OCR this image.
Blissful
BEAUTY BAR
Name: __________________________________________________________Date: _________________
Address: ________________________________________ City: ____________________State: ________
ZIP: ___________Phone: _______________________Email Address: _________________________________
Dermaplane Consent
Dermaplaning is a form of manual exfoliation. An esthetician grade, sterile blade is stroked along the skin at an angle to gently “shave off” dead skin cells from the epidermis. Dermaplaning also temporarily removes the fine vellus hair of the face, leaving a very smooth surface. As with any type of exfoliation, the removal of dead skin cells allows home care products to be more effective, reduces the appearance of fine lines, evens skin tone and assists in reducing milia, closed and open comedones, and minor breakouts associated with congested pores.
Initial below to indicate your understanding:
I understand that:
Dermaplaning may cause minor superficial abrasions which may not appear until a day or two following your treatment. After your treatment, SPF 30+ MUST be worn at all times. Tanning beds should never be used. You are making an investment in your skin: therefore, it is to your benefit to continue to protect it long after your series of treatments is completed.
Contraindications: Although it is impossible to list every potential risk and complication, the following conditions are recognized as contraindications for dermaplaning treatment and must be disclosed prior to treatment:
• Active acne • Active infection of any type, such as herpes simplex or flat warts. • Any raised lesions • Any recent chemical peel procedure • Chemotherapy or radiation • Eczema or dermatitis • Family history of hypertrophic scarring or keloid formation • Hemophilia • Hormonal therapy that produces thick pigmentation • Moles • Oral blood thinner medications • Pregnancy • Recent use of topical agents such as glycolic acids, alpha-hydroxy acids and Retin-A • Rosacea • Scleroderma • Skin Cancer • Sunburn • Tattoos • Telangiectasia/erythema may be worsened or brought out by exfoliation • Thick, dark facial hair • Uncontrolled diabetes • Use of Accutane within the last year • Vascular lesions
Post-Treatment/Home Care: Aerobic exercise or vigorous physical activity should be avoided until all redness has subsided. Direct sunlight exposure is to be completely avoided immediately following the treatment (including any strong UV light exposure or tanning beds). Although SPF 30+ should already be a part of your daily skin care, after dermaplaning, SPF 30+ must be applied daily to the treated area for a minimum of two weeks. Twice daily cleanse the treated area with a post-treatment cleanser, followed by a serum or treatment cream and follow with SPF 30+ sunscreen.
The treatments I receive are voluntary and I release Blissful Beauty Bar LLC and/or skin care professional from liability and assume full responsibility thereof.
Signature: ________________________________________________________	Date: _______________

• _TASK REQUIREMENTS_: Copy out each line of the entries that holds "hair".

• _RESPONSE TO THIS EXERCISE_:
Dermaplaning is a form of manual exfoliation. An esthetician grade, sterile blade is stroked along the skin at an angle to gently “shave off” dead skin cells from the epidermis. Dermaplaning also temporarily removes the fine vellus hair of the face, leaving a very smooth surface. As with any type of exfoliation, the removal of dead skin cells allows home care products to be more effective, reduces the appearance of fine lines, evens skin tone and assists in reducing milia, closed and open comedones, and minor breakouts associated with congested pores.
• Active acne • Active infection of any type, such as herpes simplex or flat warts. • Any raised lesions • Any recent chemical peel procedure • Chemotherapy or radiation • Eczema or dermatitis • Family history of hypertrophic scarring or keloid formation • Hemophilia • Hormonal therapy that produces thick pigmentation • Moles • Oral blood thinner medications • Pregnancy • Recent use of topical agents such as glycolic acids, alpha-hydroxy acids and Retin-A • Rosacea • Scleroderma • Skin Cancer • Sunburn • Tattoos • Telangiectasia/erythema may be worsened or brought out by exfoliation • Thick, dark facial hair • Uncontrolled diabetes • Use of Accutane within the last year • Vascular lesions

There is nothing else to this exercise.